Extracted data:
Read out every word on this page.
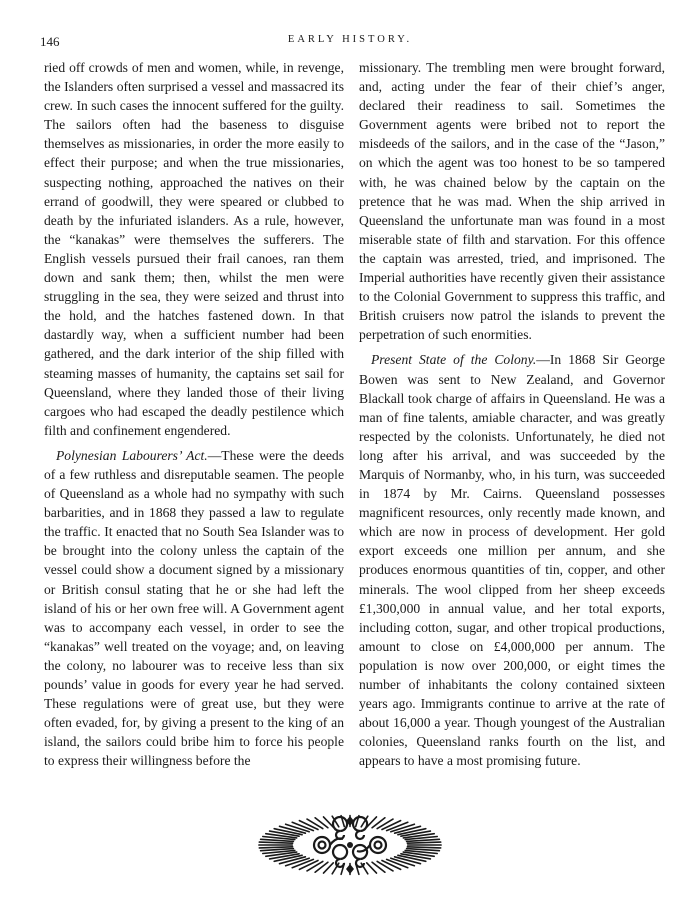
146	EARLY HISTORY.

ried off crowds of men and women, while, in revenge, the Islanders often surprised a vessel and massacred its crew. In such cases the innocent suffered for the guilty. The sailors often had the baseness to disguise themselves as missionaries, in order the more easily to effect their purpose; and when the true missionaries, suspecting nothing, approached the natives on their errand of goodwill, they were speared or clubbed to death by the infuriated islanders. As a rule, however, the “kanakas” were themselves the sufferers. The English vessels pursued their frail canoes, ran them down and sank them; then, whilst the men were struggling in the sea, they were seized and thrust into the hold, and the hatches fastened down. In that dastardly way, when a sufficient number had been gathered, and the dark interior of the ship filled with steaming masses of humanity, the captains set sail for Queensland, where they landed those of their living cargoes who had escaped the deadly pestilence which filth and confinement engendered.

Polynesian Labourers’ Act.—These were the deeds of a few ruthless and disreputable seamen. The people of Queensland as a whole had no sympathy with such barbarities, and in 1868 they passed a law to regulate the traffic. It enacted that no South Sea Islander was to be brought into the colony unless the captain of the vessel could show a document signed by a missionary or British consul stating that he or she had left the island of his or her own free will. A Government agent was to accompany each vessel, in order to see the “kanakas” well treated on the voyage; and, on leaving the colony, no labourer was to receive less than six pounds’ value in goods for every year he had served. These regulations were of great use, but they were often evaded, for, by giving a present to the king of an island, the sailors could bribe him to force his people to express their willingness before the

missionary. The trembling men were brought forward, and, acting under the fear of their chief’s anger, declared their readiness to sail. Sometimes the Government agents were bribed not to report the misdeeds of the sailors, and in the case of the “Jason,” on which the agent was too honest to be so tampered with, he was chained below by the captain on the pretence that he was mad. When the ship arrived in Queensland the unfortunate man was found in a most miserable state of filth and starvation. For this offence the captain was arrested, tried, and imprisoned. The Imperial authorities have recently given their assistance to the Colonial Government to suppress this traffic, and British cruisers now patrol the islands to prevent the perpetration of such enormities.

Present State of the Colony.—In 1868 Sir George Bowen was sent to New Zealand, and Governor Blackall took charge of affairs in Queensland. He was a man of fine talents, amiable character, and was greatly respected by the colonists. Unfortunately, he died not long after his arrival, and was succeeded by the Marquis of Normanby, who, in his turn, was succeeded in 1874 by Mr. Cairns. Queensland possesses magnificent resources, only recently made known, and which are now in process of development. Her gold export exceeds one million per annum, and she produces enormous quantities of tin, copper, and other minerals. The wool clipped from her sheep exceeds £1,300,000 in annual value, and her total exports, including cotton, sugar, and other tropical productions, amount to close on £4,000,000 per annum. The population is now over 200,000, or eight times the number of inhabitants the colony contained sixteen years ago. Immigrants continue to arrive at the rate of about 16,000 a year. Though youngest of the Australian colonies, Queensland ranks fourth on the list, and appears to have a most promising future.
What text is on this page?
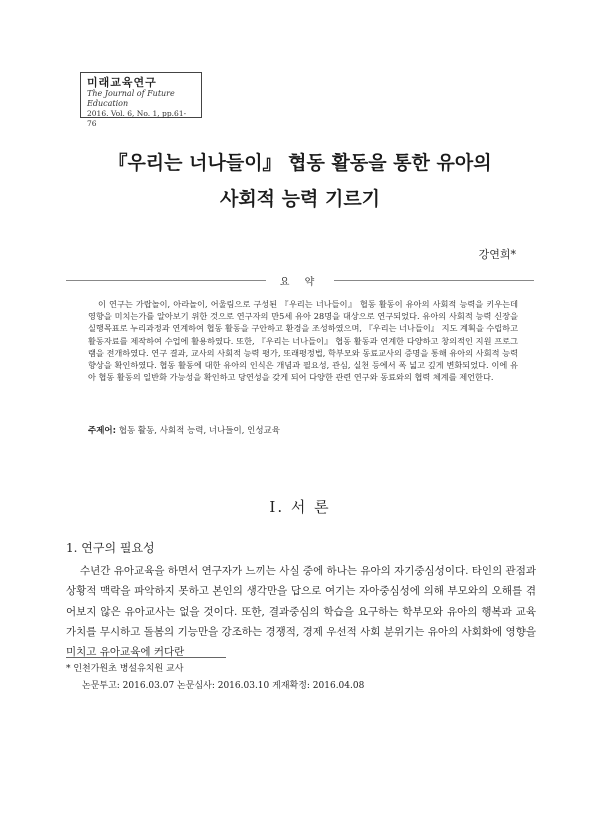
미래교육연구
The Journal of Future Education
2016. Vol. 6, No. 1, pp.61-76
『우리는 너나들이』 협동 활동을 통한 유아의
사회적 능력 기르기
강연희*
요 약
이 연구는 가랍놀이, 아라놀이, 어울림으로 구성된 『우리는 너나들이』 협동 활동이 유아의 사회적 능력을 키우는데 영향을 미치는가를 알아보기 위한 것으로 연구자의 만5세 유아 28명을 대상으로 연구되었다. 유아의 사회적 능력 신장을 실행목표로 누리과정과 연계하여 협동 활동을 구안하고 환경을 조성하였으며, 『우리는 너나들이』 지도 계획을 수립하고 활동자료를 제작하여 수업에 활용하였다. 또한, 『우리는 너나들이』 협동 활동과 연계한 다양하고 창의적인 지원 프로그램을 전개하였다. 연구 결과, 교사의 사회적 능력 평가, 또래평정법, 학부모와 동료교사의 증명을 통해 유아의 사회적 능력 향상을 확인하였다. 협동 활동에 대한 유아의 인식은 개념과 필요성, 관심, 실천 등에서 폭 넓고 깊게 변화되었다. 이에 유아 협동 활동의 일반화 가능성을 확인하고 당연성을 갖게 되어 다양한 관련 연구와 동료와의 협력 체계를 제언한다.
주제어: 협동 활동, 사회적 능력, 너나들이, 인성교육
I. 서 론
1. 연구의 필요성
수년간 유아교육을 하면서 연구자가 느끼는 사실 중에 하나는 유아의 자기중심성이다. 타인의 관점과 상황적 맥락을 파악하지 못하고 본인의 생각만을 답으로 여기는 자아중심성에 의해 부모와의 오해를 겪어보지 않은 유아교사는 없을 것이다. 또한, 결과중심의 학습을 요구하는 학부모와 유아의 행복과 교육 가치를 무시하고 돌봄의 기능만을 강조하는 경쟁적, 경제 우선적 사회 분위기는 유아의 사회화에 영향을 미치고 유아교육에 커다란
* 인천가원초 병설유치원 교사
논문투고: 2016.03.07 논문심사: 2016.03.10 게재확정: 2016.04.08
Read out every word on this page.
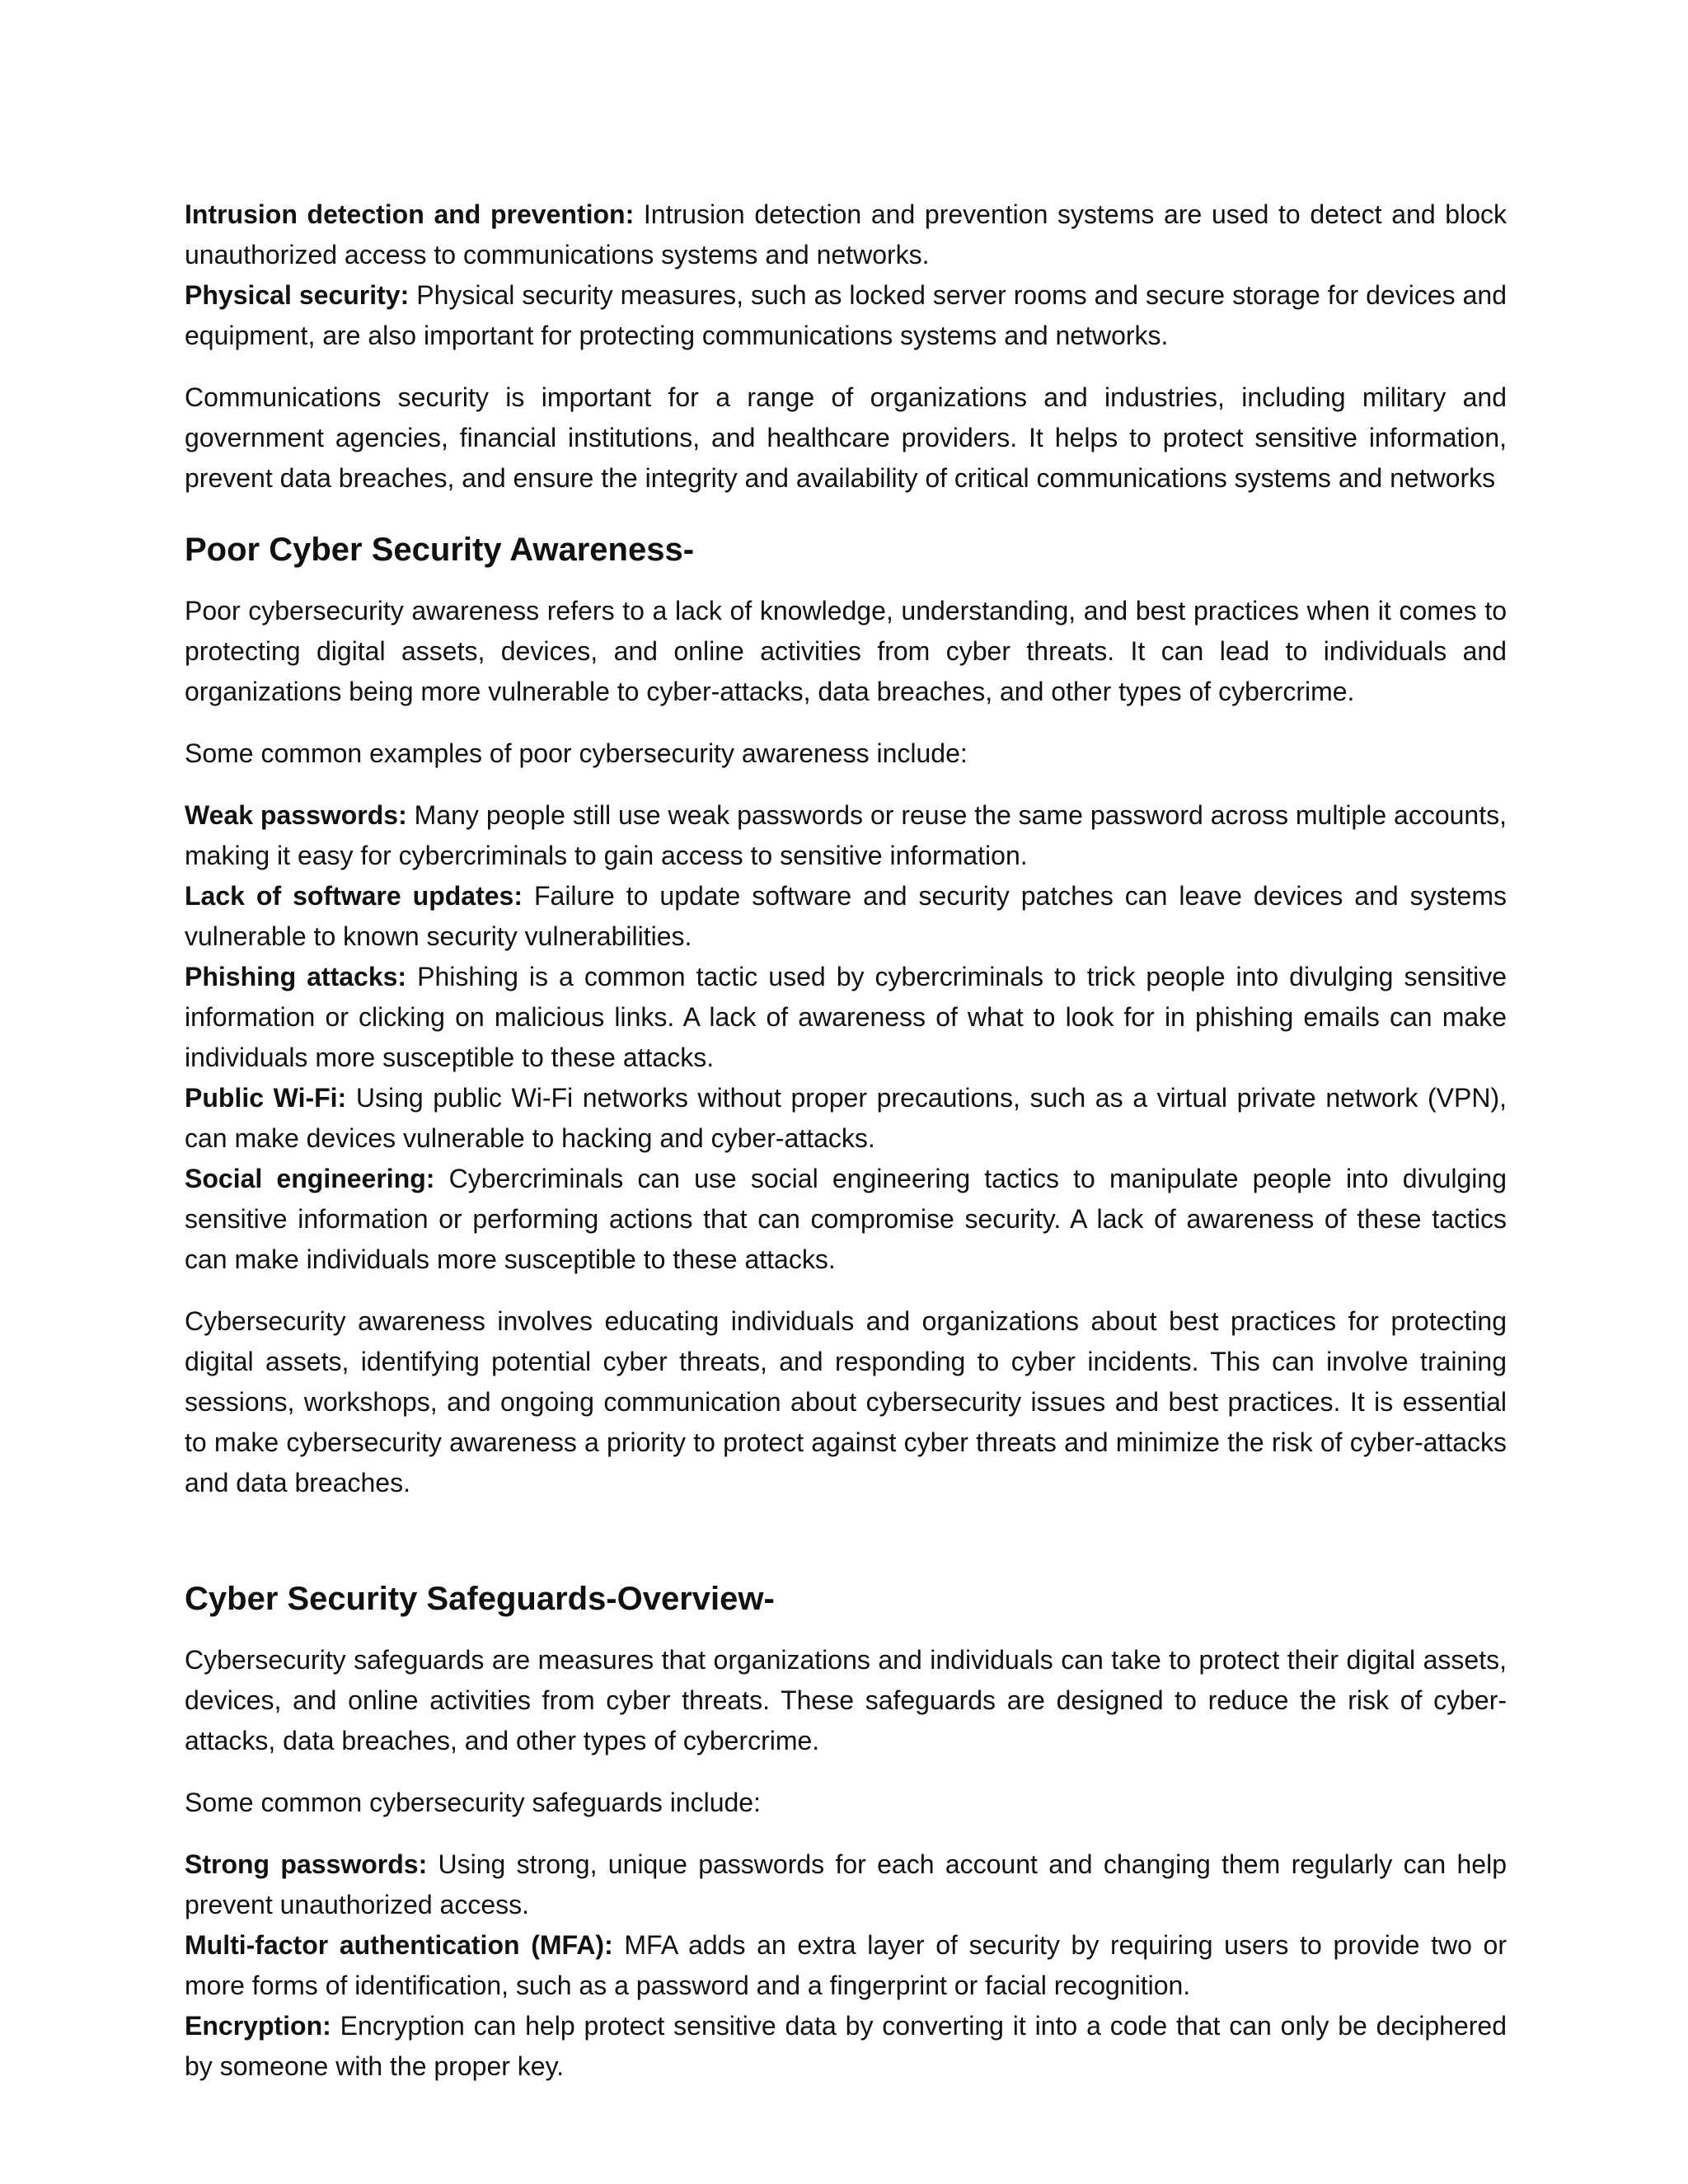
Intrusion detection and prevention: Intrusion detection and prevention systems are used to detect and block unauthorized access to communications systems and networks.

Physical security: Physical security measures, such as locked server rooms and secure storage for devices and equipment, are also important for protecting communications systems and networks.

Communications security is important for a range of organizations and industries, including military and government agencies, financial institutions, and healthcare providers. It helps to protect sensitive information, prevent data breaches, and ensure the integrity and availability of critical communications systems and networks

Poor Cyber Security Awareness-

Poor cybersecurity awareness refers to a lack of knowledge, understanding, and best practices when it comes to protecting digital assets, devices, and online activities from cyber threats. It can lead to individuals and organizations being more vulnerable to cyber-attacks, data breaches, and other types of cybercrime.

Some common examples of poor cybersecurity awareness include:

Weak passwords: Many people still use weak passwords or reuse the same password across multiple accounts, making it easy for cybercriminals to gain access to sensitive information.

Lack of software updates: Failure to update software and security patches can leave devices and systems vulnerable to known security vulnerabilities.

Phishing attacks: Phishing is a common tactic used by cybercriminals to trick people into divulging sensitive information or clicking on malicious links. A lack of awareness of what to look for in phishing emails can make individuals more susceptible to these attacks.

Public Wi-Fi: Using public Wi-Fi networks without proper precautions, such as a virtual private network (VPN), can make devices vulnerable to hacking and cyber-attacks.

Social engineering: Cybercriminals can use social engineering tactics to manipulate people into divulging sensitive information or performing actions that can compromise security. A lack of awareness of these tactics can make individuals more susceptible to these attacks.

Cybersecurity awareness involves educating individuals and organizations about best practices for protecting digital assets, identifying potential cyber threats, and responding to cyber incidents. This can involve training sessions, workshops, and ongoing communication about cybersecurity issues and best practices. It is essential to make cybersecurity awareness a priority to protect against cyber threats and minimize the risk of cyber-attacks and data breaches.

Cyber Security Safeguards-Overview-

Cybersecurity safeguards are measures that organizations and individuals can take to protect their digital assets, devices, and online activities from cyber threats. These safeguards are designed to reduce the risk of cyber-attacks, data breaches, and other types of cybercrime.

Some common cybersecurity safeguards include:

Strong passwords: Using strong, unique passwords for each account and changing them regularly can help prevent unauthorized access.

Multi-factor authentication (MFA): MFA adds an extra layer of security by requiring users to provide two or more forms of identification, such as a password and a fingerprint or facial recognition.

Encryption: Encryption can help protect sensitive data by converting it into a code that can only be deciphered by someone with the proper key.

What is expected:
Transcribe the listing in full. Omit the pictures and keep every line exact.

Output below:
Read out every word on this page.
146	EARLY HISTORY.

ried off crowds of men and women, while, in revenge, the Islanders often surprised a vessel and massacred its crew. In such cases the innocent suffered for the guilty. The sailors often had the baseness to disguise themselves as missionaries, in order the more easily to effect their purpose; and when the true missionaries, suspecting nothing, approached the natives on their errand of goodwill, they were speared or clubbed to death by the infuriated islanders. As a rule, however, the “kanakas” were themselves the sufferers. The English vessels pursued their frail canoes, ran them down and sank them; then, whilst the men were struggling in the sea, they were seized and thrust into the hold, and the hatches fastened down. In that dastardly way, when a sufficient number had been gathered, and the dark interior of the ship filled with steaming masses of humanity, the captains set sail for Queensland, where they landed those of their living cargoes who had escaped the deadly pestilence which filth and confinement engendered.

Polynesian Labourers’ Act.—These were the deeds of a few ruthless and disreputable seamen. The people of Queensland as a whole had no sympathy with such barbarities, and in 1868 they passed a law to regulate the traffic. It enacted that no South Sea Islander was to be brought into the colony unless the captain of the vessel could show a document signed by a missionary or British consul stating that he or she had left the island of his or her own free will. A Government agent was to accompany each vessel, in order to see the “kanakas” well treated on the voyage; and, on leaving the colony, no labourer was to receive less than six pounds’ value in goods for every year he had served. These regulations were of great use, but they were often evaded, for, by giving a present to the king of an island, the sailors could bribe him to force his people to express their willingness before the

missionary. The trembling men were brought forward, and, acting under the fear of their chief’s anger, declared their readiness to sail. Sometimes the Government agents were bribed not to report the misdeeds of the sailors, and in the case of the “Jason,” on which the agent was too honest to be so tampered with, he was chained below by the captain on the pretence that he was mad. When the ship arrived in Queensland the unfortunate man was found in a most miserable state of filth and starvation. For this offence the captain was arrested, tried, and imprisoned. The Imperial authorities have recently given their assistance to the Colonial Government to suppress this traffic, and British cruisers now patrol the islands to prevent the perpetration of such enormities.

Present State of the Colony.—In 1868 Sir George Bowen was sent to New Zealand, and Governor Blackall took charge of affairs in Queensland. He was a man of fine talents, amiable character, and was greatly respected by the colonists. Unfortunately, he died not long after his arrival, and was succeeded by the Marquis of Normanby, who, in his turn, was succeeded in 1874 by Mr. Cairns. Queensland possesses magnificent resources, only recently made known, and which are now in process of development. Her gold export exceeds one million per annum, and she produces enormous quantities of tin, copper, and other minerals. The wool clipped from her sheep exceeds £1,300,000 in annual value, and her total exports, including cotton, sugar, and other tropical productions, amount to close on £4,000,000 per annum. The population is now over 200,000, or eight times the number of inhabitants the colony contained sixteen years ago. Immigrants continue to arrive at the rate of about 16,000 a year. Though youngest of the Australian colonies, Queensland ranks fourth on the list, and appears to have a most promising future.
What text is on this page?
미래교육연구
The Journal of Future Education
2016. Vol. 6, No. 1, pp.61-76
『우리는 너나들이』 협동 활동을 통한 유아의
사회적 능력 기르기
강연희*
요 약
이 연구는 가랍놀이, 아라놀이, 어울림으로 구성된 『우리는 너나들이』 협동 활동이 유아의 사회적 능력을 키우는데 영향을 미치는가를 알아보기 위한 것으로 연구자의 만5세 유아 28명을 대상으로 연구되었다. 유아의 사회적 능력 신장을 실행목표로 누리과정과 연계하여 협동 활동을 구안하고 환경을 조성하였으며, 『우리는 너나들이』 지도 계획을 수립하고 활동자료를 제작하여 수업에 활용하였다. 또한, 『우리는 너나들이』 협동 활동과 연계한 다양하고 창의적인 지원 프로그램을 전개하였다. 연구 결과, 교사의 사회적 능력 평가, 또래평정법, 학부모와 동료교사의 증명을 통해 유아의 사회적 능력 향상을 확인하였다. 협동 활동에 대한 유아의 인식은 개념과 필요성, 관심, 실천 등에서 폭 넓고 깊게 변화되었다. 이에 유아 협동 활동의 일반화 가능성을 확인하고 당연성을 갖게 되어 다양한 관련 연구와 동료와의 협력 체계를 제언한다.
주제어: 협동 활동, 사회적 능력, 너나들이, 인성교육
I. 서 론
1. 연구의 필요성
수년간 유아교육을 하면서 연구자가 느끼는 사실 중에 하나는 유아의 자기중심성이다. 타인의 관점과 상황적 맥락을 파악하지 못하고 본인의 생각만을 답으로 여기는 자아중심성에 의해 부모와의 오해를 겪어보지 않은 유아교사는 없을 것이다. 또한, 결과중심의 학습을 요구하는 학부모와 유아의 행복과 교육 가치를 무시하고 돌봄의 기능만을 강조하는 경쟁적, 경제 우선적 사회 분위기는 유아의 사회화에 영향을 미치고 유아교육에 커다란
* 인천가원초 병설유치원 교사
논문투고: 2016.03.07 논문심사: 2016.03.10 게재확정: 2016.04.08
Read out every word on this page.
Intrusion detection and prevention: Intrusion detection and prevention systems are used to detect and block unauthorized access to communications systems and networks.

Physical security: Physical security measures, such as locked server rooms and secure storage for devices and equipment, are also important for protecting communications systems and networks.

Communications security is important for a range of organizations and industries, including military and government agencies, financial institutions, and healthcare providers. It helps to protect sensitive information, prevent data breaches, and ensure the integrity and availability of critical communications systems and networks

Poor Cyber Security Awareness-

Poor cybersecurity awareness refers to a lack of knowledge, understanding, and best practices when it comes to protecting digital assets, devices, and online activities from cyber threats. It can lead to individuals and organizations being more vulnerable to cyber-attacks, data breaches, and other types of cybercrime.

Some common examples of poor cybersecurity awareness include:

Weak passwords: Many people still use weak passwords or reuse the same password across multiple accounts, making it easy for cybercriminals to gain access to sensitive information.

Lack of software updates: Failure to update software and security patches can leave devices and systems vulnerable to known security vulnerabilities.

Phishing attacks: Phishing is a common tactic used by cybercriminals to trick people into divulging sensitive information or clicking on malicious links. A lack of awareness of what to look for in phishing emails can make individuals more susceptible to these attacks.

Public Wi-Fi: Using public Wi-Fi networks without proper precautions, such as a virtual private network (VPN), can make devices vulnerable to hacking and cyber-attacks.

Social engineering: Cybercriminals can use social engineering tactics to manipulate people into divulging sensitive information or performing actions that can compromise security. A lack of awareness of these tactics can make individuals more susceptible to these attacks.

Cybersecurity awareness involves educating individuals and organizations about best practices for protecting digital assets, identifying potential cyber threats, and responding to cyber incidents. This can involve training sessions, workshops, and ongoing communication about cybersecurity issues and best practices. It is essential to make cybersecurity awareness a priority to protect against cyber threats and minimize the risk of cyber-attacks and data breaches.

Cyber Security Safeguards-Overview-

Cybersecurity safeguards are measures that organizations and individuals can take to protect their digital assets, devices, and online activities from cyber threats. These safeguards are designed to reduce the risk of cyber-attacks, data breaches, and other types of cybercrime.

Some common cybersecurity safeguards include:

Strong passwords: Using strong, unique passwords for each account and changing them regularly can help prevent unauthorized access.

Multi-factor authentication (MFA): MFA adds an extra layer of security by requiring users to provide two or more forms of identification, such as a password and a fingerprint or facial recognition.

Encryption: Encryption can help protect sensitive data by converting it into a code that can only be deciphered by someone with the proper key.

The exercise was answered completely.